» **EXERCISE DETAILS**:
Exactly reproduce each entry, leaving out nothing.
** BEGIN **
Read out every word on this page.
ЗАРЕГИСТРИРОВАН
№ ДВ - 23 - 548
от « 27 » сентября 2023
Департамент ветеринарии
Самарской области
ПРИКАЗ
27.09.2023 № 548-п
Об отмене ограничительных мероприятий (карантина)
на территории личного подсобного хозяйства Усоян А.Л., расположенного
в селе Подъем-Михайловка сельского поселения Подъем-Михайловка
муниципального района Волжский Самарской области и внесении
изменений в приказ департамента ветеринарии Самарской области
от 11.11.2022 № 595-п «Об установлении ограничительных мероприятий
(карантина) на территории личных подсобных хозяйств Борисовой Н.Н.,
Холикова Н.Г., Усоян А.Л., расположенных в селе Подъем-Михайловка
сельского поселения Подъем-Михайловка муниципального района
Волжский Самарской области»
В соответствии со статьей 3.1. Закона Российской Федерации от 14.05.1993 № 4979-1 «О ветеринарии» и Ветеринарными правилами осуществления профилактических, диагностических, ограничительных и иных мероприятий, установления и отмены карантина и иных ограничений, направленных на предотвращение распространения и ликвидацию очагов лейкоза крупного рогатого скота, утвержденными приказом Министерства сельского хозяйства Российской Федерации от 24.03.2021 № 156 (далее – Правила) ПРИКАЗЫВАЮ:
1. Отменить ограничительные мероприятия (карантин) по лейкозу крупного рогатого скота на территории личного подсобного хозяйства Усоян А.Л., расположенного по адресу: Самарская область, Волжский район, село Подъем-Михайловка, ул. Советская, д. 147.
** END **
» **WRITTEN SOLUTION**:
Read out every word on this page.
ЗАРЕГИСТРИРОВАН
№ ДВ - 23 - 548
от « 27 » сентября 2023
Департамент ветеринарии
Самарской области
ПРИКАЗ
27.09.2023 № 548-п
Об отмене ограничительных мероприятий (карантина)
на территории личного подсобного хозяйства Усоян А.Л., расположенного
в селе Подъем-Михайловка сельского поселения Подъем-Михайловка
муниципального района Волжский Самарской области и внесении
изменений в приказ департамента ветеринарии Самарской области
от 11.11.2022 № 595-п «Об установлении ограничительных мероприятий
(карантина) на территории личных подсобных хозяйств Борисовой Н.Н.,
Холикова Н.Г., Усоян А.Л., расположенных в селе Подъем-Михайловка
сельского поселения Подъем-Михайловка муниципального района
Волжский Самарской области»
В соответствии со статьей 3.1. Закона Российской Федерации от 14.05.1993 № 4979-1 «О ветеринарии» и Ветеринарными правилами осуществления профилактических, диагностических, ограничительных и иных мероприятий, установления и отмены карантина и иных ограничений, направленных на предотвращение распространения и ликвидацию очагов лейкоза крупного рогатого скота, утвержденными приказом Министерства сельского хозяйства Российской Федерации от 24.03.2021 № 156 (далее – Правила) ПРИКАЗЫВАЮ:
1. Отменить ограничительные мероприятия (карантин) по лейкозу крупного рогатого скота на территории личного подсобного хозяйства Усоян А.Л., расположенного по адресу: Самарская область, Волжский район, село Подъем-Михайловка, ул. Советская, д. 147.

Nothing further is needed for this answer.